Work to do: Return the lines below that carry the word "color".

----------------

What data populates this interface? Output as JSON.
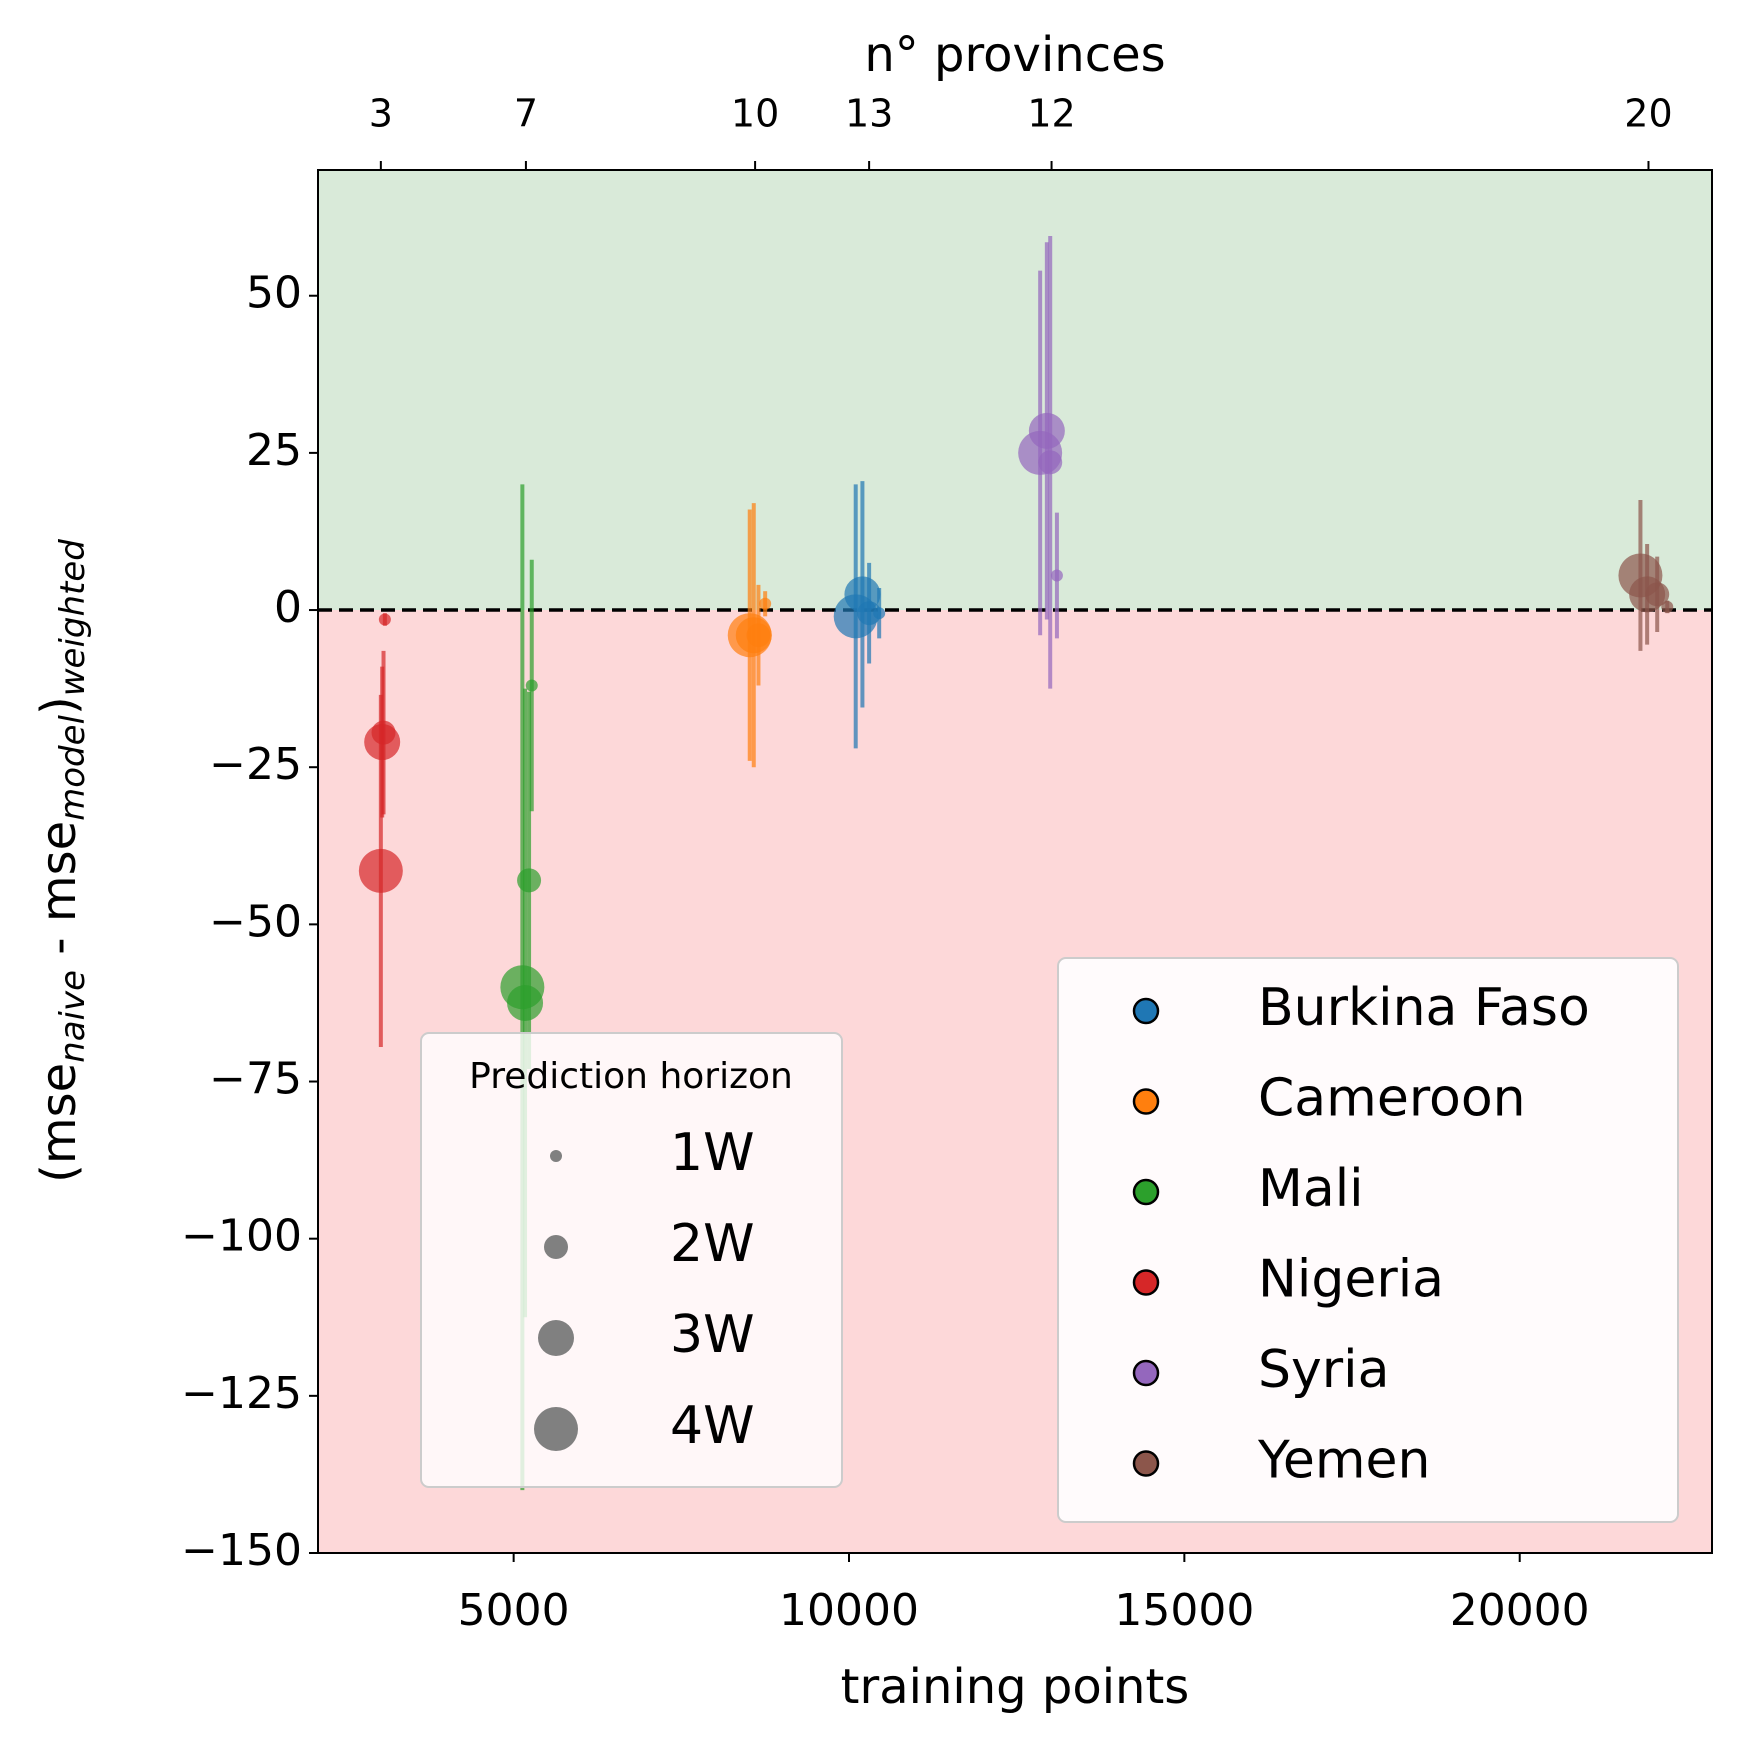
{
  "chart_data": {
    "type": "scatter",
    "xlabel": "training points",
    "ylabel_parts": [
      "(mse",
      "naive",
      " - mse",
      "model",
      ")",
      "weighted"
    ],
    "x2label": "n° provinces",
    "xlim": [
      2083,
      22867
    ],
    "ylim": [
      -150,
      70
    ],
    "xticks": [
      5000,
      10000,
      15000,
      20000
    ],
    "yticks": [
      {
        "value": -150,
        "label": "−150"
      },
      {
        "value": -125,
        "label": "−125"
      },
      {
        "value": -100,
        "label": "−100"
      },
      {
        "value": -75,
        "label": "−75"
      },
      {
        "value": -50,
        "label": "−50"
      },
      {
        "value": -25,
        "label": "−25"
      },
      0,
      25,
      50
    ],
    "x2ticks": [
      {
        "value": 3020,
        "label": "3"
      },
      {
        "value": 5183,
        "label": "7"
      },
      {
        "value": 8600,
        "label": "10"
      },
      {
        "value": 10300,
        "label": "13"
      },
      {
        "value": 13020,
        "label": "12"
      },
      {
        "value": 21920,
        "label": "20"
      }
    ],
    "hline": 0,
    "shade_above": "#d9ead9",
    "shade_below": "#fdd8d9",
    "legend_loc": "lower right",
    "series": [
      {
        "name": "Burkina Faso",
        "color": "#1f77b4",
        "x": [
          10450,
          10300,
          10200,
          10100
        ],
        "values": [
          -0.5,
          -0.5,
          2.5,
          -1
        ],
        "errors": [
          4,
          8,
          18,
          21
        ]
      },
      {
        "name": "Cameroon",
        "color": "#ff7f0e",
        "x": [
          8750,
          8650,
          8580,
          8520
        ],
        "values": [
          1,
          -4,
          -4,
          -4
        ],
        "errors": [
          2,
          8,
          21,
          20
        ]
      },
      {
        "name": "Mali",
        "color": "#2ca02c",
        "x": [
          5270,
          5230,
          5170,
          5130
        ],
        "values": [
          -12,
          -43,
          -62.5,
          -60
        ],
        "errors": [
          20,
          30,
          50,
          80
        ]
      },
      {
        "name": "Nigeria",
        "color": "#d62728",
        "x": [
          3080,
          3060,
          3040,
          3020
        ],
        "values": [
          -1.5,
          -19.5,
          -21,
          -41.5
        ],
        "errors": [
          1,
          13,
          12,
          28
        ]
      },
      {
        "name": "Syria",
        "color": "#9467bd",
        "x": [
          13100,
          13000,
          12950,
          12850
        ],
        "values": [
          5.5,
          23.5,
          28.5,
          25
        ],
        "errors": [
          10,
          36,
          30,
          29
        ]
      },
      {
        "name": "Yemen",
        "color": "#8c564b",
        "x": [
          22200,
          22050,
          21900,
          21800
        ],
        "values": [
          0.5,
          2.5,
          2.5,
          5.5
        ],
        "errors": [
          1,
          6,
          8,
          12
        ]
      }
    ],
    "size_legend": {
      "title": "Prediction horizon",
      "labels": [
        "1W",
        "2W",
        "3W",
        "4W"
      ]
    }
  }
}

----------------

Final result:
        "color": "#1f77b4",
        "color": "#ff7f0e",
        "color": "#2ca02c",
        "color": "#d62728",
        "color": "#9467bd",
        "color": "#8c564b",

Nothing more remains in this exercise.